_Directive_
Return the listing below word for word.

---------- Data provided ----------

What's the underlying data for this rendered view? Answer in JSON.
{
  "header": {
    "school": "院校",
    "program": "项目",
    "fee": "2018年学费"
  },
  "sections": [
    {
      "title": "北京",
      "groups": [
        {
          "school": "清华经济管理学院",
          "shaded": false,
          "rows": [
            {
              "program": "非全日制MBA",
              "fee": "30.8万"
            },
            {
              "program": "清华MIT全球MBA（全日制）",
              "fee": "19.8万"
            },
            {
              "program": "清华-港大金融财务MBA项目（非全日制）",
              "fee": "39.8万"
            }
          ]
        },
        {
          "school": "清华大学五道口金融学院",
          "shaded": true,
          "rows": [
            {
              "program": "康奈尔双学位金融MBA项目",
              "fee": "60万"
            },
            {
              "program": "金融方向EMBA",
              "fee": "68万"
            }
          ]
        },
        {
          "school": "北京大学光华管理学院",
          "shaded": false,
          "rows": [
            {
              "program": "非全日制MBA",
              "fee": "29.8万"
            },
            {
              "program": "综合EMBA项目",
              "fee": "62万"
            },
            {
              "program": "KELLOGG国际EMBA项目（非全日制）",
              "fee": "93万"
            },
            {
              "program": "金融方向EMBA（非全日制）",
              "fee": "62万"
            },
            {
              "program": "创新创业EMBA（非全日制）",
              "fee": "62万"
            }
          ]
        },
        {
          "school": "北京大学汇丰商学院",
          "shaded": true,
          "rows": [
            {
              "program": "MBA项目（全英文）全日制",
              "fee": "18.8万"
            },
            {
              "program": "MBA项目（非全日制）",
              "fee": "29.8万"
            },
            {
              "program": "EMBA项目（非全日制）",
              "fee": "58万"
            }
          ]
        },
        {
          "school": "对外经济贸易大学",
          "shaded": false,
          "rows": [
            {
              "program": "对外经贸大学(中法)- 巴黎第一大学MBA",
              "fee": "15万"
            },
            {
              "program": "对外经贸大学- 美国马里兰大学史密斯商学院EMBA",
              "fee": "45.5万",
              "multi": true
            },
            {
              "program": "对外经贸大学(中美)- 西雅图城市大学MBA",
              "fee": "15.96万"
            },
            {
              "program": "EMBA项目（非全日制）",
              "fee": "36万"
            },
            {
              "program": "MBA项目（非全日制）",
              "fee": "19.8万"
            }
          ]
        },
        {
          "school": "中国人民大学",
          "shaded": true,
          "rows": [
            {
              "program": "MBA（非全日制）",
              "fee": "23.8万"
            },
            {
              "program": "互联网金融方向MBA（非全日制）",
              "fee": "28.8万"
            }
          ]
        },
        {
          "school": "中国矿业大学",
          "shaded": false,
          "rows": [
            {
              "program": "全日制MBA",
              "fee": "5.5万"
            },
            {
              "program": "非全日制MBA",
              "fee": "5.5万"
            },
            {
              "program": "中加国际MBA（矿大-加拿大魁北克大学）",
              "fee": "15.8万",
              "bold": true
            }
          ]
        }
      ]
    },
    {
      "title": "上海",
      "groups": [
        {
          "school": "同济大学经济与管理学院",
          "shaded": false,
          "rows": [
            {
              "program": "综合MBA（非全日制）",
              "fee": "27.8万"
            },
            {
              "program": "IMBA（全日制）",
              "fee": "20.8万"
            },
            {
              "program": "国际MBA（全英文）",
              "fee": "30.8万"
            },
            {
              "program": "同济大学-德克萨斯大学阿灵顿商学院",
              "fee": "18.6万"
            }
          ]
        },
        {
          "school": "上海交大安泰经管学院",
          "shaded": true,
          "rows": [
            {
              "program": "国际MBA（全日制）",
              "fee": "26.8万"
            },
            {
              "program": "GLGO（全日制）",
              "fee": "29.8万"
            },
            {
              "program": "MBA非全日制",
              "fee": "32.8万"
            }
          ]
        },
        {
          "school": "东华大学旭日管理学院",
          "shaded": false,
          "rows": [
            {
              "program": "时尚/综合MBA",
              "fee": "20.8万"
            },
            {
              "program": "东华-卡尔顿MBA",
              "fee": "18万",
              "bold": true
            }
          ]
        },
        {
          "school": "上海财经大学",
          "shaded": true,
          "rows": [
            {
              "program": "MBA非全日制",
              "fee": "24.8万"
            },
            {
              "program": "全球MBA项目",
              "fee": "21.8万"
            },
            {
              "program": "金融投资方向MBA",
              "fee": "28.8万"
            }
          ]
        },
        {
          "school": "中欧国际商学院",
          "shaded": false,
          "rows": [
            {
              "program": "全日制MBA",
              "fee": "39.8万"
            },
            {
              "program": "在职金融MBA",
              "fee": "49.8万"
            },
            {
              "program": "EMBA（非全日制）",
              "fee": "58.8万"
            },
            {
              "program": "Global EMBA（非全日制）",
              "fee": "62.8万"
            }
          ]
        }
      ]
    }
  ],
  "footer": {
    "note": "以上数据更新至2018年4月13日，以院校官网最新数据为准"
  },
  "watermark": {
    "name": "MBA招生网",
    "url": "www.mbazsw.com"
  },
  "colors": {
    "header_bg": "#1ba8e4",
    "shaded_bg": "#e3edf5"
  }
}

----------

_Full response_
What's the underlying data for this rendered view? Answer in JSON.
{
  "header": {
    "school": "院校",
    "program": "项目",
    "fee": "2018年学费"
  },
  "sections": [
    {
      "title": "北京",
      "groups": [
        {
          "school": "清华经济管理学院",
          "shaded": false,
          "rows": [
            {
              "program": "非全日制MBA",
              "fee": "30.8万"
            },
            {
              "program": "清华MIT全球MBA（全日制）",
              "fee": "19.8万"
            },
            {
              "program": "清华-港大金融财务MBA项目（非全日制）",
              "fee": "39.8万"
            }
          ]
        },
        {
          "school": "清华大学五道口金融学院",
          "shaded": true,
          "rows": [
            {
              "program": "康奈尔双学位金融MBA项目",
              "fee": "60万"
            },
            {
              "program": "金融方向EMBA",
              "fee": "68万"
            }
          ]
        },
        {
          "school": "北京大学光华管理学院",
          "shaded": false,
          "rows": [
            {
              "program": "非全日制MBA",
              "fee": "29.8万"
            },
            {
              "program": "综合EMBA项目",
              "fee": "62万"
            },
            {
              "program": "KELLOGG国际EMBA项目（非全日制）",
              "fee": "93万"
            },
            {
              "program": "金融方向EMBA（非全日制）",
              "fee": "62万"
            },
            {
              "program": "创新创业EMBA（非全日制）",
              "fee": "62万"
            }
          ]
        },
        {
          "school": "北京大学汇丰商学院",
          "shaded": true,
          "rows": [
            {
              "program": "MBA项目（全英文）全日制",
              "fee": "18.8万"
            },
            {
              "program": "MBA项目（非全日制）",
              "fee": "29.8万"
            },
            {
              "program": "EMBA项目（非全日制）",
              "fee": "58万"
            }
          ]
        },
        {
          "school": "对外经济贸易大学",
          "shaded": false,
          "rows": [
            {
              "program": "对外经贸大学(中法)- 巴黎第一大学MBA",
              "fee": "15万"
            },
            {
              "program": "对外经贸大学- 美国马里兰大学史密斯商学院EMBA",
              "fee": "45.5万",
              "multi": true
            },
            {
              "program": "对外经贸大学(中美)- 西雅图城市大学MBA",
              "fee": "15.96万"
            },
            {
              "program": "EMBA项目（非全日制）",
              "fee": "36万"
            },
            {
              "program": "MBA项目（非全日制）",
              "fee": "19.8万"
            }
          ]
        },
        {
          "school": "中国人民大学",
          "shaded": true,
          "rows": [
            {
              "program": "MBA（非全日制）",
              "fee": "23.8万"
            },
            {
              "program": "互联网金融方向MBA（非全日制）",
              "fee": "28.8万"
            }
          ]
        },
        {
          "school": "中国矿业大学",
          "shaded": false,
          "rows": [
            {
              "program": "全日制MBA",
              "fee": "5.5万"
            },
            {
              "program": "非全日制MBA",
              "fee": "5.5万"
            },
            {
              "program": "中加国际MBA（矿大-加拿大魁北克大学）",
              "fee": "15.8万",
              "bold": true
            }
          ]
        }
      ]
    },
    {
      "title": "上海",
      "groups": [
        {
          "school": "同济大学经济与管理学院",
          "shaded": false,
          "rows": [
            {
              "program": "综合MBA（非全日制）",
              "fee": "27.8万"
            },
            {
              "program": "IMBA（全日制）",
              "fee": "20.8万"
            },
            {
              "program": "国际MBA（全英文）",
              "fee": "30.8万"
            },
            {
              "program": "同济大学-德克萨斯大学阿灵顿商学院",
              "fee": "18.6万"
            }
          ]
        },
        {
          "school": "上海交大安泰经管学院",
          "shaded": true,
          "rows": [
            {
              "program": "国际MBA（全日制）",
              "fee": "26.8万"
            },
            {
              "program": "GLGO（全日制）",
              "fee": "29.8万"
            },
            {
              "program": "MBA非全日制",
              "fee": "32.8万"
            }
          ]
        },
        {
          "school": "东华大学旭日管理学院",
          "shaded": false,
          "rows": [
            {
              "program": "时尚/综合MBA",
              "fee": "20.8万"
            },
            {
              "program": "东华-卡尔顿MBA",
              "fee": "18万",
              "bold": true
            }
          ]
        },
        {
          "school": "上海财经大学",
          "shaded": true,
          "rows": [
            {
              "program": "MBA非全日制",
              "fee": "24.8万"
            },
            {
              "program": "全球MBA项目",
              "fee": "21.8万"
            },
            {
              "program": "金融投资方向MBA",
              "fee": "28.8万"
            }
          ]
        },
        {
          "school": "中欧国际商学院",
          "shaded": false,
          "rows": [
            {
              "program": "全日制MBA",
              "fee": "39.8万"
            },
            {
              "program": "在职金融MBA",
              "fee": "49.8万"
            },
            {
              "program": "EMBA（非全日制）",
              "fee": "58.8万"
            },
            {
              "program": "Global EMBA（非全日制）",
              "fee": "62.8万"
            }
          ]
        }
      ]
    }
  ],
  "footer": {
    "note": "以上数据更新至2018年4月13日，以院校官网最新数据为准"
  },
  "watermark": {
    "name": "MBA招生网",
    "url": "www.mbazsw.com"
  },
  "colors": {
    "header_bg": "#1ba8e4",
    "shaded_bg": "#e3edf5"
  }
}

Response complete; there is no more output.